◆ The exercise: Collect every line in the records below that contains the word "onError".

### Recorded data

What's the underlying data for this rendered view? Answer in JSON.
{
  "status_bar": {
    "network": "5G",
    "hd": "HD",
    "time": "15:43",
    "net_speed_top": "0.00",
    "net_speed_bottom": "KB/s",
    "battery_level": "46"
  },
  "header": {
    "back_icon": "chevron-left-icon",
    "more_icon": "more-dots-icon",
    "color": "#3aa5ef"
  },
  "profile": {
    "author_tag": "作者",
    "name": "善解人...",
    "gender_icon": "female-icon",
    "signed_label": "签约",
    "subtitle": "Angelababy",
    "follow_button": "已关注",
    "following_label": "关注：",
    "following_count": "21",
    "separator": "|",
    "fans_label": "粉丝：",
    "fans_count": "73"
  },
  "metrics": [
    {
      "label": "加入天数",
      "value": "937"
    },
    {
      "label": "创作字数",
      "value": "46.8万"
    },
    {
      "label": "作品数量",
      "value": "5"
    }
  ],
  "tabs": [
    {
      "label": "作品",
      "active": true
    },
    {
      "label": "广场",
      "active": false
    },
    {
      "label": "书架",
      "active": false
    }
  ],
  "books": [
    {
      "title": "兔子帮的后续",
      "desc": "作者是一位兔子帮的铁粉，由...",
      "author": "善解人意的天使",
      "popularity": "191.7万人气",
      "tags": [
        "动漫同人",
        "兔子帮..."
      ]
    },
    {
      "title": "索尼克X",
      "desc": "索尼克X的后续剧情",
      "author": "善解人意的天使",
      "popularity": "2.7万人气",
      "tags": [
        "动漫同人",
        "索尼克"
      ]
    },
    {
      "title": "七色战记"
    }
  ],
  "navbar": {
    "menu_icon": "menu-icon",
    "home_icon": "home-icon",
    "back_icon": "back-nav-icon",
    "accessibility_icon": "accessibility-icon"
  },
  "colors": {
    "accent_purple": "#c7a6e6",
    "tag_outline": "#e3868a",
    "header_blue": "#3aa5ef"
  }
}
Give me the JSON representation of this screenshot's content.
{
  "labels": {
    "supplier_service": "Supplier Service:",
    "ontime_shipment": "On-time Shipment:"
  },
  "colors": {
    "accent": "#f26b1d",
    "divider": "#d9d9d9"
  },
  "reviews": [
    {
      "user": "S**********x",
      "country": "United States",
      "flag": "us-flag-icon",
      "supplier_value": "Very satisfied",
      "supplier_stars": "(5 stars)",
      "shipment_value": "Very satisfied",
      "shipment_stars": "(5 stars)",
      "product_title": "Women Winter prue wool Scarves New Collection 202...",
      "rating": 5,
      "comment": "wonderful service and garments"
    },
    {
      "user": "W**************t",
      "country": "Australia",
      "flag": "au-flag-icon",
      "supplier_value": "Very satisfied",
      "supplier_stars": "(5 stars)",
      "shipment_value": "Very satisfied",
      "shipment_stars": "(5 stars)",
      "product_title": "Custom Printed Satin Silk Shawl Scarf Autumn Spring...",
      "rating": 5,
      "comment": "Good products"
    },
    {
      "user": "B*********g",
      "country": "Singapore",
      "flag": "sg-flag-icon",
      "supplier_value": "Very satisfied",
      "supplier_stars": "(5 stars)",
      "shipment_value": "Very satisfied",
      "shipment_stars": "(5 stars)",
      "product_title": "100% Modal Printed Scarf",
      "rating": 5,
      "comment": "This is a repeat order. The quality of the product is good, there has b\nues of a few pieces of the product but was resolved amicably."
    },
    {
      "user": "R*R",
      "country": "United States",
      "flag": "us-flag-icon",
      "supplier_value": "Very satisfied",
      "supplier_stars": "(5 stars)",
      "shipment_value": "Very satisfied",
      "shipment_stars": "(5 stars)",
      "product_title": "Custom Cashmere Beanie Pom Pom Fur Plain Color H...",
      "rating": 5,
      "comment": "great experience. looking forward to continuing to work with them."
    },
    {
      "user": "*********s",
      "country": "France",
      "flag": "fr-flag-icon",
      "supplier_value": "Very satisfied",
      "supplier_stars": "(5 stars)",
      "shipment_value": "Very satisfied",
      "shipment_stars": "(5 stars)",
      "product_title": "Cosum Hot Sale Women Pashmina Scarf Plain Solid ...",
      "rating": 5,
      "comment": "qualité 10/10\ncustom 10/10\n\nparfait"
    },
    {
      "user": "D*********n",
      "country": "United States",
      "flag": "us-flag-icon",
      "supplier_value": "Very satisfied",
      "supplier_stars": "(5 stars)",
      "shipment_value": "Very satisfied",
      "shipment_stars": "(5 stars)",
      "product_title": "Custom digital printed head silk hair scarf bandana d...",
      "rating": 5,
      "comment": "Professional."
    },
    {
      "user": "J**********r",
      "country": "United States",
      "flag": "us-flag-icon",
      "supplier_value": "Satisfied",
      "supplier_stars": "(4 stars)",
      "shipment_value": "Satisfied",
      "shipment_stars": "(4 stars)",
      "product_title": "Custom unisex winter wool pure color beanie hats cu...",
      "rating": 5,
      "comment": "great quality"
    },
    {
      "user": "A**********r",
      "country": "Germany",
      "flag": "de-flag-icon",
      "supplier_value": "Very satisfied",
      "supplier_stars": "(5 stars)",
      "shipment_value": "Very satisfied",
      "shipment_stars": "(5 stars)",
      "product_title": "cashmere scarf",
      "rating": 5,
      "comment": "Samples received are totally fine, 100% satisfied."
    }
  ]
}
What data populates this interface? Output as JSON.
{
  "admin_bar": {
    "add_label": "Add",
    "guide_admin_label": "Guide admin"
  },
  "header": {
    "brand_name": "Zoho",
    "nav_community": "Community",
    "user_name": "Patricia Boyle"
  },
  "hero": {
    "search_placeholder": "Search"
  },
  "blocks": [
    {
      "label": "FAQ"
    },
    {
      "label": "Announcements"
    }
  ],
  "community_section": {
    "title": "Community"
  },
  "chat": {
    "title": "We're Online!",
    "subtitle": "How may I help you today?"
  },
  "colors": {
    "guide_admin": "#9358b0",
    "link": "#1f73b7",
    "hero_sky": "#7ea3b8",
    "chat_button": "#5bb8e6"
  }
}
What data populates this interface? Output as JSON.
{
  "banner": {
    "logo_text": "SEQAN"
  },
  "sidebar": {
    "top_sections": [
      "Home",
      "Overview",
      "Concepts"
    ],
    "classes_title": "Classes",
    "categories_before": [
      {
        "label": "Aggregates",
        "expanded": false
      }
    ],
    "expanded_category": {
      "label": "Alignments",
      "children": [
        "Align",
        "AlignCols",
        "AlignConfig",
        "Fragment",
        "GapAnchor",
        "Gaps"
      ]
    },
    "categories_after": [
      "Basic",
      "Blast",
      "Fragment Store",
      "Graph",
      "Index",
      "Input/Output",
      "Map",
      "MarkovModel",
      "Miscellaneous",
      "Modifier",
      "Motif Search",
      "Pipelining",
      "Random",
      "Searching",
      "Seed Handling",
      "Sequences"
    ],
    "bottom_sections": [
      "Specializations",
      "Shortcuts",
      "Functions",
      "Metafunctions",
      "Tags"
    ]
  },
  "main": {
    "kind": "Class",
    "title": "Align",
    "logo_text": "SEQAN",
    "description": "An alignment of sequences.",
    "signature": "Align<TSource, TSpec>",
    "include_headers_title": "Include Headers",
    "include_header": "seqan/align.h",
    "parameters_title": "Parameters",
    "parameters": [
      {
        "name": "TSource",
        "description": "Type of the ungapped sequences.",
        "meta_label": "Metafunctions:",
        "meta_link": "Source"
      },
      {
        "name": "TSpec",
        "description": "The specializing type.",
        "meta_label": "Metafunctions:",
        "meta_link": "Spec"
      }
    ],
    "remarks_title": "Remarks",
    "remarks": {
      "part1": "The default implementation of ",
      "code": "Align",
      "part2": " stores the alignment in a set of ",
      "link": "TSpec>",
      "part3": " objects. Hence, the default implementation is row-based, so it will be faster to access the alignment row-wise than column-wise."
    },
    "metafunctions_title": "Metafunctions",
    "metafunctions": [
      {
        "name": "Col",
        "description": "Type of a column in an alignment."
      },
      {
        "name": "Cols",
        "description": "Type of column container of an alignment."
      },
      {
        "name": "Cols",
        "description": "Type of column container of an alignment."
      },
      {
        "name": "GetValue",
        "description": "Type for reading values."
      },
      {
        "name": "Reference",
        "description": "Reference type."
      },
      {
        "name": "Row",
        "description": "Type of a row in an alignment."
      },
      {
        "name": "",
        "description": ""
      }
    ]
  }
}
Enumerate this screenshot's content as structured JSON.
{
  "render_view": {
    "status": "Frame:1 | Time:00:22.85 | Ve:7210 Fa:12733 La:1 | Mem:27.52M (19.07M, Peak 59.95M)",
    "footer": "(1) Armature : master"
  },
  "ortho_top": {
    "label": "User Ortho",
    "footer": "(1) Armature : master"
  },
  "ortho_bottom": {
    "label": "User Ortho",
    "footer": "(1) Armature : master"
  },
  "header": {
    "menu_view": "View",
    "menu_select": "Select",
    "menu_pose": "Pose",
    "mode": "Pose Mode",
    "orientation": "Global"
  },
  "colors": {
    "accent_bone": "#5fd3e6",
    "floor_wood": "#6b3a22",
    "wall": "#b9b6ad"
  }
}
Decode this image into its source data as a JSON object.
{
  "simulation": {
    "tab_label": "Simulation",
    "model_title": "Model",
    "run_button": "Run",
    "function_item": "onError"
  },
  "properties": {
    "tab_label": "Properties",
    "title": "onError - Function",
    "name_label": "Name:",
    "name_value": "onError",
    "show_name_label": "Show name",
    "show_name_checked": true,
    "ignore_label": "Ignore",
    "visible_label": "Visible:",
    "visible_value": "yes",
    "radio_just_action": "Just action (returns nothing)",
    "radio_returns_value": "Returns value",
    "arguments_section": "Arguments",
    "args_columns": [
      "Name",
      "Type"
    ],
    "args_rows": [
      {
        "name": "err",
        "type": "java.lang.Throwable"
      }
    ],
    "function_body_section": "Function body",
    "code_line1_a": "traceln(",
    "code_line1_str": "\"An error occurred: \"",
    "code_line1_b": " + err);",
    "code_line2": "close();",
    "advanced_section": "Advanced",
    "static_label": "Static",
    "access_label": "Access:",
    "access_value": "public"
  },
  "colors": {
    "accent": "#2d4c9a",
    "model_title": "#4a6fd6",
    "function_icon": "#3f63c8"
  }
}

######

◆ Correct response:
    "function_item": "onError"
    "title": "onError - Function",
    "name_value": "onError",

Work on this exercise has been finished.